PROBLEM DESCRIPTION: Copy the data word for word, keeping every line.

(Records from a data source)
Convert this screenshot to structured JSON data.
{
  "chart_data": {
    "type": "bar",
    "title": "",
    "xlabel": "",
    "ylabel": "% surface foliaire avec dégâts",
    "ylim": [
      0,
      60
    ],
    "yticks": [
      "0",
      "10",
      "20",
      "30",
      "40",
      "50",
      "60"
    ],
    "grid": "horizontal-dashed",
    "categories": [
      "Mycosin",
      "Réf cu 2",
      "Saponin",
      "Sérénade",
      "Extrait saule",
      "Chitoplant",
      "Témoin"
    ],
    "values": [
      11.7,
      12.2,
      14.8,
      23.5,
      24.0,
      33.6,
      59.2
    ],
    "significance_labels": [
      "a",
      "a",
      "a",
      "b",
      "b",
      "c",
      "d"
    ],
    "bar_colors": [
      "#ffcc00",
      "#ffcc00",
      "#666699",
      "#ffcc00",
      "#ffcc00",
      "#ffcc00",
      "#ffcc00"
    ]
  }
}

PROBLEM SOLUTION:
Convert this screenshot to structured JSON data.
{
  "chart_data": {
    "type": "bar",
    "title": "",
    "xlabel": "",
    "ylabel": "% surface foliaire avec dégâts",
    "ylim": [
      0,
      60
    ],
    "yticks": [
      "0",
      "10",
      "20",
      "30",
      "40",
      "50",
      "60"
    ],
    "grid": "horizontal-dashed",
    "categories": [
      "Mycosin",
      "Réf cu 2",
      "Saponin",
      "Sérénade",
      "Extrait saule",
      "Chitoplant",
      "Témoin"
    ],
    "values": [
      11.7,
      12.2,
      14.8,
      23.5,
      24.0,
      33.6,
      59.2
    ],
    "significance_labels": [
      "a",
      "a",
      "a",
      "b",
      "b",
      "c",
      "d"
    ],
    "bar_colors": [
      "#ffcc00",
      "#ffcc00",
      "#666699",
      "#ffcc00",
      "#ffcc00",
      "#ffcc00",
      "#ffcc00"
    ]
  }
}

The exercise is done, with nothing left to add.